Written problem
Write out every row below verbatim, keeping the original order and one row per line.

Raw rows
-- Begin --
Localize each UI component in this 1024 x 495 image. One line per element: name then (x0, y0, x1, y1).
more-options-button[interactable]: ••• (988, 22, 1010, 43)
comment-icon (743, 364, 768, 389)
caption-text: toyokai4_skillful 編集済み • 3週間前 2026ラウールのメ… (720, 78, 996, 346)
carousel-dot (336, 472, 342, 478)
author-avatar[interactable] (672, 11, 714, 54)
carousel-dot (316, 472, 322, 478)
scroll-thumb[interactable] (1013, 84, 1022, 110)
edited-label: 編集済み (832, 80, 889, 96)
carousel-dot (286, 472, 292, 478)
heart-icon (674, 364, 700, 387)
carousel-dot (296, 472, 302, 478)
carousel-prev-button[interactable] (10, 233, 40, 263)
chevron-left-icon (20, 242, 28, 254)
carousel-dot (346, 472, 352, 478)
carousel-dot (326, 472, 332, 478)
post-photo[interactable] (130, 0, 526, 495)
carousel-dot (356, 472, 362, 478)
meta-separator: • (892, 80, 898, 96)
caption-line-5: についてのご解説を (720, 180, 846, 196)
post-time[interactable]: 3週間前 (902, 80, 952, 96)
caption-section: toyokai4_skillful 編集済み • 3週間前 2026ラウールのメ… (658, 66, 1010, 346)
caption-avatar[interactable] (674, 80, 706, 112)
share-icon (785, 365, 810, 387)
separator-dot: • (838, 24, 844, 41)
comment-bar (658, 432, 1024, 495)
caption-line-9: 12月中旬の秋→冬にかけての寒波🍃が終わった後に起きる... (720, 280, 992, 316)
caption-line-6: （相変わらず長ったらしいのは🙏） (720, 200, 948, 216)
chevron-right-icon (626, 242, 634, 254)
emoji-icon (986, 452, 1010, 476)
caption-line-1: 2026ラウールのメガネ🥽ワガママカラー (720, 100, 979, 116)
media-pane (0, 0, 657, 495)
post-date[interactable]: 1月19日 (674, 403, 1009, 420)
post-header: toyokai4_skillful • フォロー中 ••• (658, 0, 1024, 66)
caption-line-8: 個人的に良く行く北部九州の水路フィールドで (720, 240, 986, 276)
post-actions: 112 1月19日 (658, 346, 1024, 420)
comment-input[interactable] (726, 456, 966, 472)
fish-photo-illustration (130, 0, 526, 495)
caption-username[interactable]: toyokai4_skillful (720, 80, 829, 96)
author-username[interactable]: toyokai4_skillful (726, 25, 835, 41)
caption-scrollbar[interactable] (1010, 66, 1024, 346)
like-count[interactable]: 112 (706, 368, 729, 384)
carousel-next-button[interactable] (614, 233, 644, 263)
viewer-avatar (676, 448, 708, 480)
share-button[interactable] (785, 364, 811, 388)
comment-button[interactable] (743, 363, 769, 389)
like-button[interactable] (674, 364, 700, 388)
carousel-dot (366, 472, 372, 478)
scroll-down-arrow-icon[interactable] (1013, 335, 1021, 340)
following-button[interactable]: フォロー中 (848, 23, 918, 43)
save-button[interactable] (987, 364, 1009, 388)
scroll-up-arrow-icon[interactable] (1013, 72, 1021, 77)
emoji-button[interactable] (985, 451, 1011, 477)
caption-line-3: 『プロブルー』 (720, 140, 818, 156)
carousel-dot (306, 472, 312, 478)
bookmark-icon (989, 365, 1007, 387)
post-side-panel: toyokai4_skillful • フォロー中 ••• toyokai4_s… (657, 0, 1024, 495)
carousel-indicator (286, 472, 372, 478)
-- End --
Output of the exercise
Localize each UI component in this 1024 x 495 image. One line per element: name then (x0, y0, x1, y1).
more-options-button[interactable]: ••• (988, 22, 1010, 43)
comment-icon (743, 364, 768, 389)
caption-text: toyokai4_skillful 編集済み • 3週間前 2026ラウールのメ… (720, 78, 996, 346)
carousel-dot (336, 472, 342, 478)
author-avatar[interactable] (672, 11, 714, 54)
carousel-dot (316, 472, 322, 478)
scroll-thumb[interactable] (1013, 84, 1022, 110)
edited-label: 編集済み (832, 80, 889, 96)
carousel-dot (286, 472, 292, 478)
heart-icon (674, 364, 700, 387)
carousel-dot (296, 472, 302, 478)
carousel-prev-button[interactable] (10, 233, 40, 263)
chevron-left-icon (20, 242, 28, 254)
carousel-dot (346, 472, 352, 478)
carousel-dot (326, 472, 332, 478)
post-photo[interactable] (130, 0, 526, 495)
carousel-dot (356, 472, 362, 478)
meta-separator: • (892, 80, 898, 96)
caption-line-5: についてのご解説を (720, 180, 846, 196)
post-time[interactable]: 3週間前 (902, 80, 952, 96)
caption-section: toyokai4_skillful 編集済み • 3週間前 2026ラウールのメ… (658, 66, 1010, 346)
caption-avatar[interactable] (674, 80, 706, 112)
share-icon (785, 365, 810, 387)
separator-dot: • (838, 24, 844, 41)
comment-bar (658, 432, 1024, 495)
caption-line-9: 12月中旬の秋→冬にかけての寒波🍃が終わった後に起きる... (720, 280, 992, 316)
caption-line-6: （相変わらず長ったらしいのは🙏） (720, 200, 948, 216)
chevron-right-icon (626, 242, 634, 254)
emoji-icon (986, 452, 1010, 476)
caption-line-1: 2026ラウールのメガネ🥽ワガママカラー (720, 100, 979, 116)
media-pane (0, 0, 657, 495)
post-date[interactable]: 1月19日 (674, 403, 1009, 420)
post-header: toyokai4_skillful • フォロー中 ••• (658, 0, 1024, 66)
caption-line-8: 個人的に良く行く北部九州の水路フィールドで (720, 240, 986, 276)
post-actions: 112 1月19日 (658, 346, 1024, 420)
comment-input[interactable] (726, 456, 966, 472)
fish-photo-illustration (130, 0, 526, 495)
caption-username[interactable]: toyokai4_skillful (720, 80, 829, 96)
author-username[interactable]: toyokai4_skillful (726, 25, 835, 41)
caption-scrollbar[interactable] (1010, 66, 1024, 346)
like-count[interactable]: 112 (706, 368, 729, 384)
carousel-next-button[interactable] (614, 233, 644, 263)
viewer-avatar (676, 448, 708, 480)
share-button[interactable] (785, 364, 811, 388)
comment-button[interactable] (743, 363, 769, 389)
like-button[interactable] (674, 364, 700, 388)
carousel-dot (366, 472, 372, 478)
scroll-down-arrow-icon[interactable] (1013, 335, 1021, 340)
following-button[interactable]: フォロー中 (848, 23, 918, 43)
save-button[interactable] (987, 364, 1009, 388)
scroll-up-arrow-icon[interactable] (1013, 72, 1021, 77)
emoji-button[interactable] (985, 451, 1011, 477)
caption-line-3: 『プロブルー』 (720, 140, 818, 156)
carousel-dot (306, 472, 312, 478)
bookmark-icon (989, 365, 1007, 387)
post-side-panel: toyokai4_skillful • フォロー中 ••• toyokai4_s… (657, 0, 1024, 495)
carousel-indicator (286, 472, 372, 478)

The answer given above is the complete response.